• RECORD EXTRACTS:
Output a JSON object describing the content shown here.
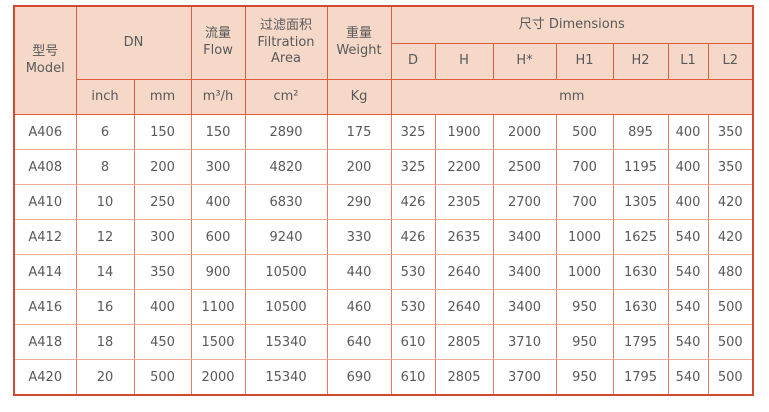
{
  "colors": {
    "header_background": "#f6d8c8",
    "border_strong": "#de5c3c",
    "border_outer": "#cf4a30",
    "border_data_vertical": "#e87a62",
    "border_data_horizontal": "#f2ab99",
    "text": "#58595b"
  },
  "table": {
    "header": {
      "model_zh": "型号",
      "model_en": "Model",
      "dn": "DN",
      "flow_zh": "流量",
      "flow_en": "Flow",
      "filtration_zh": "过滤面积",
      "filtration_en_line1": "Filtration",
      "filtration_en_line2": "Area",
      "weight_zh": "重量",
      "weight_en": "Weight",
      "dimensions": "尺寸 Dimensions",
      "dim_cols": [
        "D",
        "H",
        "H*",
        "H1",
        "H2",
        "L1",
        "L2"
      ],
      "units": {
        "dn_inch": "inch",
        "dn_mm": "mm",
        "flow": "m³/h",
        "area": "cm²",
        "weight": "Kg",
        "dims": "mm"
      }
    },
    "rows": [
      {
        "model": "A406",
        "inch": "6",
        "mm": "150",
        "flow": "150",
        "area": "2890",
        "weight": "175",
        "dims": [
          "325",
          "1900",
          "2000",
          "500",
          "895",
          "400",
          "350"
        ]
      },
      {
        "model": "A408",
        "inch": "8",
        "mm": "200",
        "flow": "300",
        "area": "4820",
        "weight": "200",
        "dims": [
          "325",
          "2200",
          "2500",
          "700",
          "1195",
          "400",
          "350"
        ]
      },
      {
        "model": "A410",
        "inch": "10",
        "mm": "250",
        "flow": "400",
        "area": "6830",
        "weight": "290",
        "dims": [
          "426",
          "2305",
          "2700",
          "700",
          "1305",
          "400",
          "420"
        ]
      },
      {
        "model": "A412",
        "inch": "12",
        "mm": "300",
        "flow": "600",
        "area": "9240",
        "weight": "330",
        "dims": [
          "426",
          "2635",
          "3400",
          "1000",
          "1625",
          "540",
          "420"
        ]
      },
      {
        "model": "A414",
        "inch": "14",
        "mm": "350",
        "flow": "900",
        "area": "10500",
        "weight": "440",
        "dims": [
          "530",
          "2640",
          "3400",
          "1000",
          "1630",
          "540",
          "480"
        ]
      },
      {
        "model": "A416",
        "inch": "16",
        "mm": "400",
        "flow": "1100",
        "area": "10500",
        "weight": "460",
        "dims": [
          "530",
          "2640",
          "3400",
          "950",
          "1630",
          "540",
          "500"
        ]
      },
      {
        "model": "A418",
        "inch": "18",
        "mm": "450",
        "flow": "1500",
        "area": "15340",
        "weight": "640",
        "dims": [
          "610",
          "2805",
          "3710",
          "950",
          "1795",
          "540",
          "500"
        ]
      },
      {
        "model": "A420",
        "inch": "20",
        "mm": "500",
        "flow": "2000",
        "area": "15340",
        "weight": "690",
        "dims": [
          "610",
          "2805",
          "3700",
          "950",
          "1795",
          "540",
          "500"
        ]
      }
    ]
  }
}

• OBJECTIVE: Pictures are to be left out; all else in the entries above is to be quoted exactly.

• CORRECT RESULT:
Output a JSON object describing the content shown here.
{
  "colors": {
    "header_background": "#f6d8c8",
    "border_strong": "#de5c3c",
    "border_outer": "#cf4a30",
    "border_data_vertical": "#e87a62",
    "border_data_horizontal": "#f2ab99",
    "text": "#58595b"
  },
  "table": {
    "header": {
      "model_zh": "型号",
      "model_en": "Model",
      "dn": "DN",
      "flow_zh": "流量",
      "flow_en": "Flow",
      "filtration_zh": "过滤面积",
      "filtration_en_line1": "Filtration",
      "filtration_en_line2": "Area",
      "weight_zh": "重量",
      "weight_en": "Weight",
      "dimensions": "尺寸 Dimensions",
      "dim_cols": [
        "D",
        "H",
        "H*",
        "H1",
        "H2",
        "L1",
        "L2"
      ],
      "units": {
        "dn_inch": "inch",
        "dn_mm": "mm",
        "flow": "m³/h",
        "area": "cm²",
        "weight": "Kg",
        "dims": "mm"
      }
    },
    "rows": [
      {
        "model": "A406",
        "inch": "6",
        "mm": "150",
        "flow": "150",
        "area": "2890",
        "weight": "175",
        "dims": [
          "325",
          "1900",
          "2000",
          "500",
          "895",
          "400",
          "350"
        ]
      },
      {
        "model": "A408",
        "inch": "8",
        "mm": "200",
        "flow": "300",
        "area": "4820",
        "weight": "200",
        "dims": [
          "325",
          "2200",
          "2500",
          "700",
          "1195",
          "400",
          "350"
        ]
      },
      {
        "model": "A410",
        "inch": "10",
        "mm": "250",
        "flow": "400",
        "area": "6830",
        "weight": "290",
        "dims": [
          "426",
          "2305",
          "2700",
          "700",
          "1305",
          "400",
          "420"
        ]
      },
      {
        "model": "A412",
        "inch": "12",
        "mm": "300",
        "flow": "600",
        "area": "9240",
        "weight": "330",
        "dims": [
          "426",
          "2635",
          "3400",
          "1000",
          "1625",
          "540",
          "420"
        ]
      },
      {
        "model": "A414",
        "inch": "14",
        "mm": "350",
        "flow": "900",
        "area": "10500",
        "weight": "440",
        "dims": [
          "530",
          "2640",
          "3400",
          "1000",
          "1630",
          "540",
          "480"
        ]
      },
      {
        "model": "A416",
        "inch": "16",
        "mm": "400",
        "flow": "1100",
        "area": "10500",
        "weight": "460",
        "dims": [
          "530",
          "2640",
          "3400",
          "950",
          "1630",
          "540",
          "500"
        ]
      },
      {
        "model": "A418",
        "inch": "18",
        "mm": "450",
        "flow": "1500",
        "area": "15340",
        "weight": "640",
        "dims": [
          "610",
          "2805",
          "3710",
          "950",
          "1795",
          "540",
          "500"
        ]
      },
      {
        "model": "A420",
        "inch": "20",
        "mm": "500",
        "flow": "2000",
        "area": "15340",
        "weight": "690",
        "dims": [
          "610",
          "2805",
          "3700",
          "950",
          "1795",
          "540",
          "500"
        ]
      }
    ]
  }
}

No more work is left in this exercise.